Will you write out all the entries below exactly?

Dataset records
☆ ☆ ☆ ☆
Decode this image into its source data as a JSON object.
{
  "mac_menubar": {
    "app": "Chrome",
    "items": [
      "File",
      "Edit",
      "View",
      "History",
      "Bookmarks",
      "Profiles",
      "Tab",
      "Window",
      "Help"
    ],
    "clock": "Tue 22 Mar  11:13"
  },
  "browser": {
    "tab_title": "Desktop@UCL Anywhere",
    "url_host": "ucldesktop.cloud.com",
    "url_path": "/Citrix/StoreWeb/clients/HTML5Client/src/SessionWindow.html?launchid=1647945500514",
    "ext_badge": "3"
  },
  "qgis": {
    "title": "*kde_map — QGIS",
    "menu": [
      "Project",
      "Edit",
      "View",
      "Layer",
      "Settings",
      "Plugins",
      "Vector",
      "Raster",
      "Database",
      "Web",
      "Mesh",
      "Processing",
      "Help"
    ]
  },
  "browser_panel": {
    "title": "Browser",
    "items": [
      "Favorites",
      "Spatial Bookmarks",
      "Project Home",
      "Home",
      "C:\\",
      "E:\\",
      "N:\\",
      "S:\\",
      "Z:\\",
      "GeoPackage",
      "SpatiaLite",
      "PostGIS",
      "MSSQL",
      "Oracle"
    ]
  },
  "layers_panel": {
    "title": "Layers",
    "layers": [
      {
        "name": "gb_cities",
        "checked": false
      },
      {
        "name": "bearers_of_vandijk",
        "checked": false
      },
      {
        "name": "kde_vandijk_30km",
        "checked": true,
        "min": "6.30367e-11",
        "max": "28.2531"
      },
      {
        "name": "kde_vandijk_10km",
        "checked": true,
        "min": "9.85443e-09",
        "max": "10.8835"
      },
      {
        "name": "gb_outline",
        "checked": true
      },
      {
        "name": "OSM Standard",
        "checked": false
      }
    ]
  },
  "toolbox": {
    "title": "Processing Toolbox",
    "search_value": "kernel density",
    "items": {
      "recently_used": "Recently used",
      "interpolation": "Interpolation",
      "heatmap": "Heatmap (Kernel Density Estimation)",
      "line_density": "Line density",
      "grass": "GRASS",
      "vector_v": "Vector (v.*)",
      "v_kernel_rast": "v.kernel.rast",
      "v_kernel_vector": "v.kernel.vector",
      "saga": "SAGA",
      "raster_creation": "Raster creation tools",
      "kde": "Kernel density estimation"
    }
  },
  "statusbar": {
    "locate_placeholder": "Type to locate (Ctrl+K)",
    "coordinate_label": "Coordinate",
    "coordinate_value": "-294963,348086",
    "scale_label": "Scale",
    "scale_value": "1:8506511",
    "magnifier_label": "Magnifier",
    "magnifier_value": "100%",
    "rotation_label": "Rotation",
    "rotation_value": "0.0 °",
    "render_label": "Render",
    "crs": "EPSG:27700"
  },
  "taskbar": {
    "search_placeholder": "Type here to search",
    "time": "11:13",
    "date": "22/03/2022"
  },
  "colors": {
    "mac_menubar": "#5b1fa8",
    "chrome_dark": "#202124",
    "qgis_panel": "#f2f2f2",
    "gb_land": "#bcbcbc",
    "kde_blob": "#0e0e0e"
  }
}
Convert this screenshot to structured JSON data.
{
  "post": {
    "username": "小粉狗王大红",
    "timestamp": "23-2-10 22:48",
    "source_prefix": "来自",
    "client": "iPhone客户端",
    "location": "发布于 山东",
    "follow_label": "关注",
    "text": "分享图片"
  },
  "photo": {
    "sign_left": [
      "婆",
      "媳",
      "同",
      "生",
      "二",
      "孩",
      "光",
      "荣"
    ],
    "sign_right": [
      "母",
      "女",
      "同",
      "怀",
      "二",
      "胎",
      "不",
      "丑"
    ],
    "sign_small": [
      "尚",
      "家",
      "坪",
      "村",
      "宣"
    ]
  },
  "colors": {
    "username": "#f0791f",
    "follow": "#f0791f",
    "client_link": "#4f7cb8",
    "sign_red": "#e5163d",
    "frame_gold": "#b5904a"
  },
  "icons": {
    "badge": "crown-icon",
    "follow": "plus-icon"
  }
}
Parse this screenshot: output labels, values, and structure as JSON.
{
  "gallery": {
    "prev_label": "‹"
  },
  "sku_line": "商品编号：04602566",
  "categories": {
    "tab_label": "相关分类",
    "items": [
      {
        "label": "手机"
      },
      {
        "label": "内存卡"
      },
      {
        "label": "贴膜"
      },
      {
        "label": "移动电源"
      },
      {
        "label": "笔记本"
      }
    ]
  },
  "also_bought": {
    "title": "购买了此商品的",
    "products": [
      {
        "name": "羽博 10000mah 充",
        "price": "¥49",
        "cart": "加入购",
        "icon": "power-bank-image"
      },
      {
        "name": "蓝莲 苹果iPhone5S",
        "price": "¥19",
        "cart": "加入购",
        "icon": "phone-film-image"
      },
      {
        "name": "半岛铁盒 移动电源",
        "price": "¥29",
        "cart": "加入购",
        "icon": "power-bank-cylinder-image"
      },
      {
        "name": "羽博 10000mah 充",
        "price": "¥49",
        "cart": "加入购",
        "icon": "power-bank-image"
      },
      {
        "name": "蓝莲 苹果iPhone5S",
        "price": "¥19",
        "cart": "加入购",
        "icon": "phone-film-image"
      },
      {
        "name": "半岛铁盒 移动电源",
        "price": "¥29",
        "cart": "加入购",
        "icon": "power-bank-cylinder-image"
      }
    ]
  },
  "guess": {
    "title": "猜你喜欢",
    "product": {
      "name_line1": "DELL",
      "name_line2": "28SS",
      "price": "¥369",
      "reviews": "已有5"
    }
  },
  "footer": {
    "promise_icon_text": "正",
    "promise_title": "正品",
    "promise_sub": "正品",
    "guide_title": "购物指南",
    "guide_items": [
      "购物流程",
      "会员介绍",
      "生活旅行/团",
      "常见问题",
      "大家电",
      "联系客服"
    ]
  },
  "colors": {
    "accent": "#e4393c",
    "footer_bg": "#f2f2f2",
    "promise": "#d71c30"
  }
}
☆ ☆ ☆ ☆
- RESULT:
Decode this image into its source data as a JSON object.
{
  "mac_menubar": {
    "app": "Chrome",
    "items": [
      "File",
      "Edit",
      "View",
      "History",
      "Bookmarks",
      "Profiles",
      "Tab",
      "Window",
      "Help"
    ],
    "clock": "Tue 22 Mar  11:13"
  },
  "browser": {
    "tab_title": "Desktop@UCL Anywhere",
    "url_host": "ucldesktop.cloud.com",
    "url_path": "/Citrix/StoreWeb/clients/HTML5Client/src/SessionWindow.html?launchid=1647945500514",
    "ext_badge": "3"
  },
  "qgis": {
    "title": "*kde_map — QGIS",
    "menu": [
      "Project",
      "Edit",
      "View",
      "Layer",
      "Settings",
      "Plugins",
      "Vector",
      "Raster",
      "Database",
      "Web",
      "Mesh",
      "Processing",
      "Help"
    ]
  },
  "browser_panel": {
    "title": "Browser",
    "items": [
      "Favorites",
      "Spatial Bookmarks",
      "Project Home",
      "Home",
      "C:\\",
      "E:\\",
      "N:\\",
      "S:\\",
      "Z:\\",
      "GeoPackage",
      "SpatiaLite",
      "PostGIS",
      "MSSQL",
      "Oracle"
    ]
  },
  "layers_panel": {
    "title": "Layers",
    "layers": [
      {
        "name": "gb_cities",
        "checked": false
      },
      {
        "name": "bearers_of_vandijk",
        "checked": false
      },
      {
        "name": "kde_vandijk_30km",
        "checked": true,
        "min": "6.30367e-11",
        "max": "28.2531"
      },
      {
        "name": "kde_vandijk_10km",
        "checked": true,
        "min": "9.85443e-09",
        "max": "10.8835"
      },
      {
        "name": "gb_outline",
        "checked": true
      },
      {
        "name": "OSM Standard",
        "checked": false
      }
    ]
  },
  "toolbox": {
    "title": "Processing Toolbox",
    "search_value": "kernel density",
    "items": {
      "recently_used": "Recently used",
      "interpolation": "Interpolation",
      "heatmap": "Heatmap (Kernel Density Estimation)",
      "line_density": "Line density",
      "grass": "GRASS",
      "vector_v": "Vector (v.*)",
      "v_kernel_rast": "v.kernel.rast",
      "v_kernel_vector": "v.kernel.vector",
      "saga": "SAGA",
      "raster_creation": "Raster creation tools",
      "kde": "Kernel density estimation"
    }
  },
  "statusbar": {
    "locate_placeholder": "Type to locate (Ctrl+K)",
    "coordinate_label": "Coordinate",
    "coordinate_value": "-294963,348086",
    "scale_label": "Scale",
    "scale_value": "1:8506511",
    "magnifier_label": "Magnifier",
    "magnifier_value": "100%",
    "rotation_label": "Rotation",
    "rotation_value": "0.0 °",
    "render_label": "Render",
    "crs": "EPSG:27700"
  },
  "taskbar": {
    "search_placeholder": "Type here to search",
    "time": "11:13",
    "date": "22/03/2022"
  },
  "colors": {
    "mac_menubar": "#5b1fa8",
    "chrome_dark": "#202124",
    "qgis_panel": "#f2f2f2",
    "gb_land": "#bcbcbc",
    "kde_blob": "#0e0e0e"
  }
}
Convert this screenshot to structured JSON data.
{
  "post": {
    "username": "小粉狗王大红",
    "timestamp": "23-2-10 22:48",
    "source_prefix": "来自",
    "client": "iPhone客户端",
    "location": "发布于 山东",
    "follow_label": "关注",
    "text": "分享图片"
  },
  "photo": {
    "sign_left": [
      "婆",
      "媳",
      "同",
      "生",
      "二",
      "孩",
      "光",
      "荣"
    ],
    "sign_right": [
      "母",
      "女",
      "同",
      "怀",
      "二",
      "胎",
      "不",
      "丑"
    ],
    "sign_small": [
      "尚",
      "家",
      "坪",
      "村",
      "宣"
    ]
  },
  "colors": {
    "username": "#f0791f",
    "follow": "#f0791f",
    "client_link": "#4f7cb8",
    "sign_red": "#e5163d",
    "frame_gold": "#b5904a"
  },
  "icons": {
    "badge": "crown-icon",
    "follow": "plus-icon"
  }
}
Parse this screenshot: output labels, values, and structure as JSON.
{
  "gallery": {
    "prev_label": "‹"
  },
  "sku_line": "商品编号：04602566",
  "categories": {
    "tab_label": "相关分类",
    "items": [
      {
        "label": "手机"
      },
      {
        "label": "内存卡"
      },
      {
        "label": "贴膜"
      },
      {
        "label": "移动电源"
      },
      {
        "label": "笔记本"
      }
    ]
  },
  "also_bought": {
    "title": "购买了此商品的",
    "products": [
      {
        "name": "羽博 10000mah 充",
        "price": "¥49",
        "cart": "加入购",
        "icon": "power-bank-image"
      },
      {
        "name": "蓝莲 苹果iPhone5S",
        "price": "¥19",
        "cart": "加入购",
        "icon": "phone-film-image"
      },
      {
        "name": "半岛铁盒 移动电源",
        "price": "¥29",
        "cart": "加入购",
        "icon": "power-bank-cylinder-image"
      },
      {
        "name": "羽博 10000mah 充",
        "price": "¥49",
        "cart": "加入购",
        "icon": "power-bank-image"
      },
      {
        "name": "蓝莲 苹果iPhone5S",
        "price": "¥19",
        "cart": "加入购",
        "icon": "phone-film-image"
      },
      {
        "name": "半岛铁盒 移动电源",
        "price": "¥29",
        "cart": "加入购",
        "icon": "power-bank-cylinder-image"
      }
    ]
  },
  "guess": {
    "title": "猜你喜欢",
    "product": {
      "name_line1": "DELL",
      "name_line2": "28SS",
      "price": "¥369",
      "reviews": "已有5"
    }
  },
  "footer": {
    "promise_icon_text": "正",
    "promise_title": "正品",
    "promise_sub": "正品",
    "guide_title": "购物指南",
    "guide_items": [
      "购物流程",
      "会员介绍",
      "生活旅行/团",
      "常见问题",
      "大家电",
      "联系客服"
    ]
  },
  "colors": {
    "accent": "#e4393c",
    "footer_bg": "#f2f2f2",
    "promise": "#d71c30"
  }
}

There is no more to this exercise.